_What is expected_: Write out each line exactly as given. Leave the pictures out of your copy.

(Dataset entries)
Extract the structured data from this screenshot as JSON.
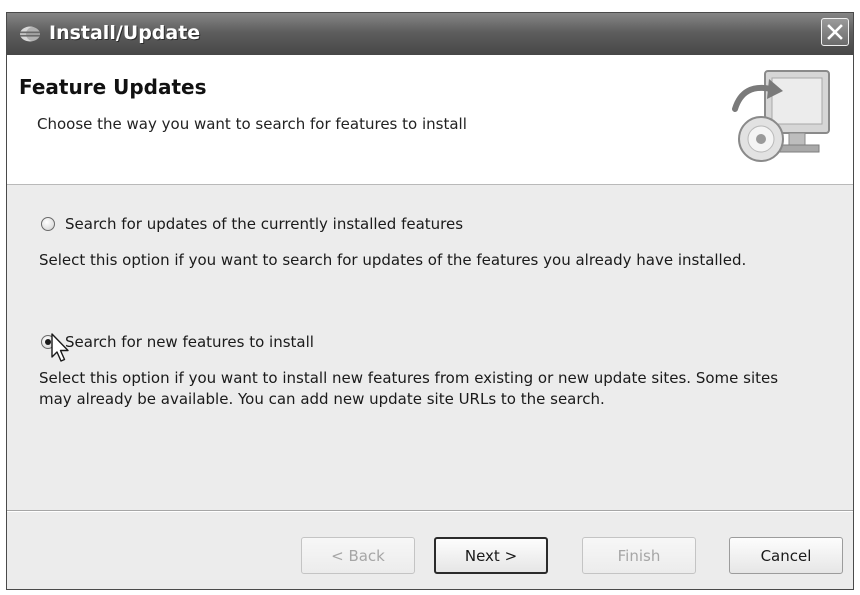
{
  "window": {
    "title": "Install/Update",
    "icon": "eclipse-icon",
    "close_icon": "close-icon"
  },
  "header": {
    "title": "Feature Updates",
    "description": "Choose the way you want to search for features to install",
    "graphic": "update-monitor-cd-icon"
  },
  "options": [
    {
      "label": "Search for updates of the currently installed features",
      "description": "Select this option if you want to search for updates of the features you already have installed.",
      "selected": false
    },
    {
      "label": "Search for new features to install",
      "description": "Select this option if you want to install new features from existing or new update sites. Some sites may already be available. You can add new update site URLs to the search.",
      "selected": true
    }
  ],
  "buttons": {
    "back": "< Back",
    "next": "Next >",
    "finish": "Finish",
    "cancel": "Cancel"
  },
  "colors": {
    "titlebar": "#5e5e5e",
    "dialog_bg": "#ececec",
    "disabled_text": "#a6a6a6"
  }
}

_The result_:
Extract the structured data from this screenshot as JSON.
{
  "window": {
    "title": "Install/Update",
    "icon": "eclipse-icon",
    "close_icon": "close-icon"
  },
  "header": {
    "title": "Feature Updates",
    "description": "Choose the way you want to search for features to install",
    "graphic": "update-monitor-cd-icon"
  },
  "options": [
    {
      "label": "Search for updates of the currently installed features",
      "description": "Select this option if you want to search for updates of the features you already have installed.",
      "selected": false
    },
    {
      "label": "Search for new features to install",
      "description": "Select this option if you want to install new features from existing or new update sites. Some sites may already be available. You can add new update site URLs to the search.",
      "selected": true
    }
  ],
  "buttons": {
    "back": "< Back",
    "next": "Next >",
    "finish": "Finish",
    "cancel": "Cancel"
  },
  "colors": {
    "titlebar": "#5e5e5e",
    "dialog_bg": "#ececec",
    "disabled_text": "#a6a6a6"
  }
}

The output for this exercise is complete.